**Aim:**
From the listing below, pull out every line where the string "text" appears.

**Provided information:**
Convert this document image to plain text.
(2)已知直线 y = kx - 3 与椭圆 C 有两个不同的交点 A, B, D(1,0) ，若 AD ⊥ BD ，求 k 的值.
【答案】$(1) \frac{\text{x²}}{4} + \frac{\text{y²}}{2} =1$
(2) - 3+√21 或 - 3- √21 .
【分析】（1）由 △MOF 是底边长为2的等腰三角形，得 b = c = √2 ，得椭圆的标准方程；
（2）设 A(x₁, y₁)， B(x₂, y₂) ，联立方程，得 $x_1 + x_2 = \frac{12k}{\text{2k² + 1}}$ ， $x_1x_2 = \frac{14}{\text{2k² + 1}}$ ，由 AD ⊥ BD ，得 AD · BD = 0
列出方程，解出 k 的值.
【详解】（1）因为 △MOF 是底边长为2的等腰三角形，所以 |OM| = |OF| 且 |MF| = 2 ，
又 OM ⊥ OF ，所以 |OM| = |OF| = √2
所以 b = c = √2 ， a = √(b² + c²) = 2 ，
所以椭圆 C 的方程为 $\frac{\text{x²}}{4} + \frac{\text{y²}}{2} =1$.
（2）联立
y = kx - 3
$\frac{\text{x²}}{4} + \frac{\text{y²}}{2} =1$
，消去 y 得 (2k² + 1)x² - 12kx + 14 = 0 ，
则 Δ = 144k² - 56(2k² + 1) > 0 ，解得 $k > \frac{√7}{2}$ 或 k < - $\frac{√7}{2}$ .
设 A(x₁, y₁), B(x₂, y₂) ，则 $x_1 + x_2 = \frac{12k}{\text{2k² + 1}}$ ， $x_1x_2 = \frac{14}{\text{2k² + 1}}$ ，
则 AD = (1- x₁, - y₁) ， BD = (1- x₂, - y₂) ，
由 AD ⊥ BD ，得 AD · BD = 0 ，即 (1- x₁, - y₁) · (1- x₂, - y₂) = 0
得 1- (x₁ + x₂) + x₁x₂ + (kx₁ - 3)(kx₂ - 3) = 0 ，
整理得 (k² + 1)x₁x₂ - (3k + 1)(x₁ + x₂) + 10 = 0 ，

**Written answer:**
Convert this document image to plain text.
【答案】$(1) \frac{\text{x²}}{4} + \frac{\text{y²}}{2} =1$
（2）设 A(x₁, y₁)， B(x₂, y₂) ，联立方程，得 $x_1 + x_2 = \frac{12k}{\text{2k² + 1}}$ ， $x_1x_2 = \frac{14}{\text{2k² + 1}}$ ，由 AD ⊥ BD ，得 AD · BD = 0
所以椭圆 C 的方程为 $\frac{\text{x²}}{4} + \frac{\text{y²}}{2} =1$.
$\frac{\text{x²}}{4} + \frac{\text{y²}}{2} =1$
设 A(x₁, y₁), B(x₂, y₂) ，则 $x_1 + x_2 = \frac{12k}{\text{2k² + 1}}$ ， $x_1x_2 = \frac{14}{\text{2k² + 1}}$ ，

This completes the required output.